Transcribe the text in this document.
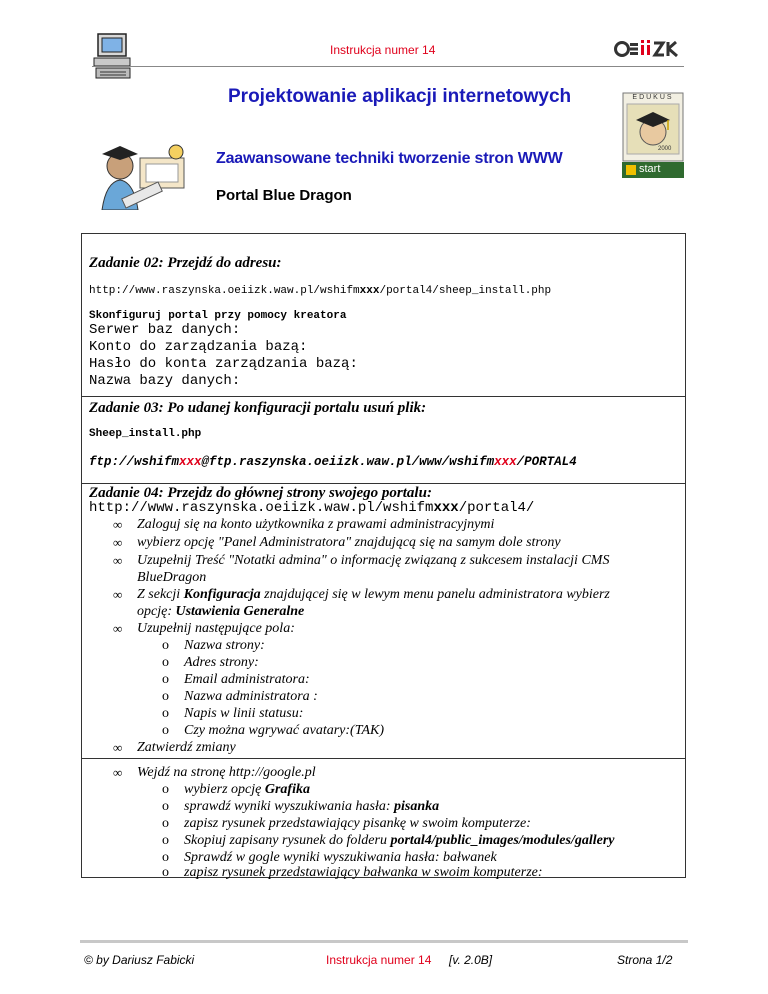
Instrukcja numer 14
Projektowanie aplikacji internetowych	EDUKUS
2000
start
Zaawansowane techniki tworzenie stron WWW
Portal Blue Dragon
Zadanie 02: Przejdź do adresu:
http://www.raszynska.oeiizk.waw.pl/wshifmxxx/portal4/sheep_install.php
Skonfiguruj portal przy pomocy kreatora
Serwer baz danych:
Konto do zarządzania bazą:
Hasło do konta zarządzania bazą:
Nazwa bazy danych:
Zadanie 03: Po udanej konfiguracji portalu usuń plik:
Sheep_install.php
ftp://wshifmxxx@ftp.raszynska.oeiizk.waw.pl/www/wshifmxxx/PORTAL4
Zadanie 04: Przejdz do głównej strony swojego portalu:
http://www.raszynska.oeiizk.waw.pl/wshifmxxx/portal4/
∞ Zaloguj się na konto użytkownika z prawami administracyjnymi
∞ wybierz opcję "Panel Administratora" znajdującą się na samym dole strony
∞ Uzupełnij Treść "Notatki admina" o informację związaną z sukcesem instalacji CMS
BlueDragon
∞ Z sekcji Konfiguracja znajdującej się w lewym menu panelu administratora wybierz
opcję: Ustawienia Generalne
∞ Uzupełnij następujące pola:
o Nazwa strony:
o Adres strony:
o Email administratora:
o Nazwa administratora :
o Napis w linii statusu:
o Czy można wgrywać avatary:(TAK)
∞ Zatwierdź zmiany
∞ Wejdź na stronę http://google.pl
o wybierz opcję Grafika
o sprawdź wyniki wyszukiwania hasła: pisanka
o zapisz rysunek przedstawiający pisankę w swoim komputerze:
o Skopiuj zapisany rysunek do folderu portal4/public_images/modules/gallery
o Sprawdź w gogle wyniki wyszukiwania hasła: bałwanek
o zapisz rysunek przedstawiający bałwanka w swoim komputerze:
© by Dariusz Fabicki	Instrukcja numer 14 [v. 2.0B]	Strona 1/2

┄┄┄┄┄┄┄┄┄┄

> _To do_: Where does the word "opcję" appear in the listing? List each line that holds it.

> _Exercise response_:
∞ wybierz opcję "Panel Administratora" znajdującą się na samym dole strony
opcję: Ustawienia Generalne
o wybierz opcję Grafika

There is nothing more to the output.